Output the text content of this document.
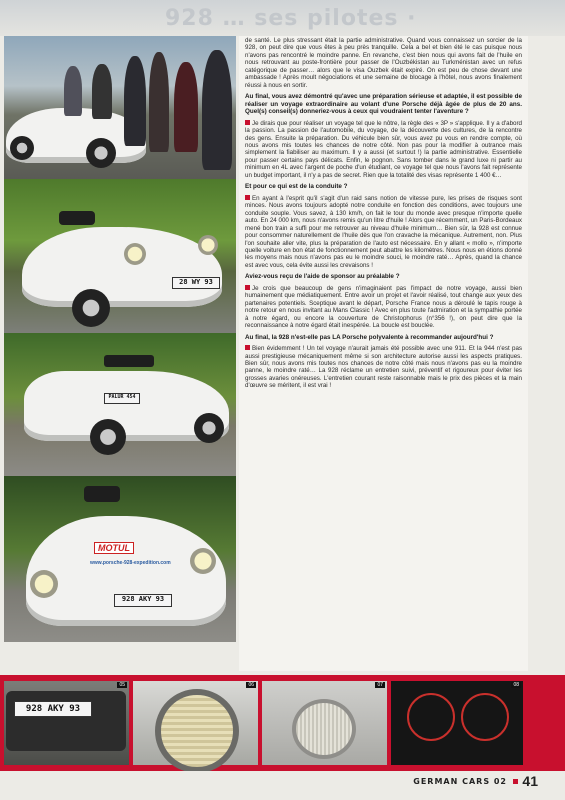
928 … ses pilotes ·
28 WY 93
PALUR 454
MOTUL
www.porsche-928-expedition.com
928 AKY 93

de santé. Le plus stressant était la partie administrative. Quand vous connaissez un sorcier de la 928, on peut dire que vous êtes à peu près tranquille. Cela a bel et bien été le cas puisque nous n'avons pas rencontré le moindre panne. En revanche, c'est bien nous qui avons fait de l'huile en nous retrouvant au poste-frontière pour passer de l'Ouzbékistan au Turkménistan avec un refus catégorique de passer… alors que le visa Ouzbek était expiré. On est peu de chose devant une ambassade ! Après moult négociations et une semaine de blocage à l'hôtel, nous avons finalement réussi à nous en sortir.

Au final, vous avez démontré qu'avec une préparation sérieuse et adaptée, il est possible de réaliser un voyage extraordinaire au volant d'une Porsche déjà âgée de plus de 20 ans. Quel(s) conseil(s) donneriez-vous à ceux qui voudraient tenter l'aventure ?

Je dirais que pour réaliser un voyage tel que le nôtre, la règle des « 3P » s'applique. Il y a d'abord la passion. La passion de l'automobile, du voyage, de la découverte des cultures, de la rencontre des gens. Ensuite la préparation. Du véhicule bien sûr, vous avez pu vous en rendre compte, où nous avons mis toutes les chances de notre côté. Non pas pour la modifier à outrance mais simplement la fiabiliser au maximum. Il y a aussi (et surtout !) la partie administrative. Essentielle pour passer certains pays délicats. Enfin, le pognon. Sans tomber dans le grand luxe ni partir au minimum en 4L avec l'argent de poche d'un étudiant, ce voyage tel que nous l'avons fait représente un budget important, il n'y a pas de secret. Rien que la totalité des visas représente 1 400 €…

Et pour ce qui est de la conduite ?

En ayant à l'esprit qu'il s'agit d'un raid sans notion de vitesse pure, les prises de risques sont minces. Nous avons toujours adopté notre conduite en fonction des conditions, avec toujours une conduite souple. Vous savez, à 130 km/h, on fait le tour du monde avec presque n'importe quelle auto. En 24 000 km, nous n'avons remis qu'un litre d'huile ! Alors que récemment, un Paris-Bordeaux mené bon train a suffi pour me retrouver au niveau d'huile minimum… Bien sûr, la 928 est connue pour consommer naturellement de l'huile dès que l'on cravache la mécanique. Autrement, non. Plus l'on souhaite aller vite, plus la préparation de l'auto est nécessaire. En y allant « mollo », n'importe quelle voiture en bon état de fonctionnement peut abattre les kilomètres. Nous nous en étions donné les moyens mais nous n'avons pas eu le moindre souci, le moindre raté… Après, quand la chance est avec vous, cela évite aussi les crevaisons !

Aviez-vous reçu de l'aide de sponsor au préalable ?

Je crois que beaucoup de gens n'imaginaient pas l'impact de notre voyage, aussi bien humainement que médiatiquement. Entre avoir un projet et l'avoir réalisé, tout change aux yeux des partenaires potentiels. Sceptique avant le départ, Porsche France nous a déroulé le tapis rouge à notre retour en nous invitant au Mans Classic ! Avec en plus toute l'admiration et la sympathie portée à notre égard, ou encore la couverture de Christophorus (n°356 !), on peut dire que la reconnaissance à notre égard était inespérée. La boucle est bouclée.

Au final, la 928 n'est-elle pas LA Porsche polyvalente à recommander aujourd'hui ?

Bien évidemment ! Un tel voyage n'aurait jamais été possible avec une 911. Et la 944 n'est pas aussi prestigieuse mécaniquement même si son architecture autorise aussi les aspects pratiques. Bien sûr, nous avons mis toutes nos chances de notre côté mais nous n'avons pas eu la moindre panne, le moindre raté… La 928 réclame un entretien suivi, préventif et rigoureux pour éviter les grosses avaries onéreuses. L'entretien courant reste raisonnable mais le prix des pièces et la main d'œuvre se méritent, il est vrai !

928 AKY 93
05	06	07	08
GERMAN CARS 02 41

THE REQUEST
Write out the entries above word for word. Do not include the pictures.

SOLUTION
Output the text content of this document.
928 … ses pilotes ·
28 WY 93
PALUR 454
MOTUL
www.porsche-928-expedition.com
928 AKY 93

de santé. Le plus stressant était la partie administrative. Quand vous connaissez un sorcier de la 928, on peut dire que vous êtes à peu près tranquille. Cela a bel et bien été le cas puisque nous n'avons pas rencontré le moindre panne. En revanche, c'est bien nous qui avons fait de l'huile en nous retrouvant au poste-frontière pour passer de l'Ouzbékistan au Turkménistan avec un refus catégorique de passer… alors que le visa Ouzbek était expiré. On est peu de chose devant une ambassade ! Après moult négociations et une semaine de blocage à l'hôtel, nous avons finalement réussi à nous en sortir.

Au final, vous avez démontré qu'avec une préparation sérieuse et adaptée, il est possible de réaliser un voyage extraordinaire au volant d'une Porsche déjà âgée de plus de 20 ans. Quel(s) conseil(s) donneriez-vous à ceux qui voudraient tenter l'aventure ?

Je dirais que pour réaliser un voyage tel que le nôtre, la règle des « 3P » s'applique. Il y a d'abord la passion. La passion de l'automobile, du voyage, de la découverte des cultures, de la rencontre des gens. Ensuite la préparation. Du véhicule bien sûr, vous avez pu vous en rendre compte, où nous avons mis toutes les chances de notre côté. Non pas pour la modifier à outrance mais simplement la fiabiliser au maximum. Il y a aussi (et surtout !) la partie administrative. Essentielle pour passer certains pays délicats. Enfin, le pognon. Sans tomber dans le grand luxe ni partir au minimum en 4L avec l'argent de poche d'un étudiant, ce voyage tel que nous l'avons fait représente un budget important, il n'y a pas de secret. Rien que la totalité des visas représente 1 400 €…

Et pour ce qui est de la conduite ?

En ayant à l'esprit qu'il s'agit d'un raid sans notion de vitesse pure, les prises de risques sont minces. Nous avons toujours adopté notre conduite en fonction des conditions, avec toujours une conduite souple. Vous savez, à 130 km/h, on fait le tour du monde avec presque n'importe quelle auto. En 24 000 km, nous n'avons remis qu'un litre d'huile ! Alors que récemment, un Paris-Bordeaux mené bon train a suffi pour me retrouver au niveau d'huile minimum… Bien sûr, la 928 est connue pour consommer naturellement de l'huile dès que l'on cravache la mécanique. Autrement, non. Plus l'on souhaite aller vite, plus la préparation de l'auto est nécessaire. En y allant « mollo », n'importe quelle voiture en bon état de fonctionnement peut abattre les kilomètres. Nous nous en étions donné les moyens mais nous n'avons pas eu le moindre souci, le moindre raté… Après, quand la chance est avec vous, cela évite aussi les crevaisons !

Aviez-vous reçu de l'aide de sponsor au préalable ?

Je crois que beaucoup de gens n'imaginaient pas l'impact de notre voyage, aussi bien humainement que médiatiquement. Entre avoir un projet et l'avoir réalisé, tout change aux yeux des partenaires potentiels. Sceptique avant le départ, Porsche France nous a déroulé le tapis rouge à notre retour en nous invitant au Mans Classic ! Avec en plus toute l'admiration et la sympathie portée à notre égard, ou encore la couverture de Christophorus (n°356 !), on peut dire que la reconnaissance à notre égard était inespérée. La boucle est bouclée.

Au final, la 928 n'est-elle pas LA Porsche polyvalente à recommander aujourd'hui ?

Bien évidemment ! Un tel voyage n'aurait jamais été possible avec une 911. Et la 944 n'est pas aussi prestigieuse mécaniquement même si son architecture autorise aussi les aspects pratiques. Bien sûr, nous avons mis toutes nos chances de notre côté mais nous n'avons pas eu la moindre panne, le moindre raté… La 928 réclame un entretien suivi, préventif et rigoureux pour éviter les grosses avaries onéreuses. L'entretien courant reste raisonnable mais le prix des pièces et la main d'œuvre se méritent, il est vrai !

928 AKY 93
05	06	07	08
GERMAN CARS 02 41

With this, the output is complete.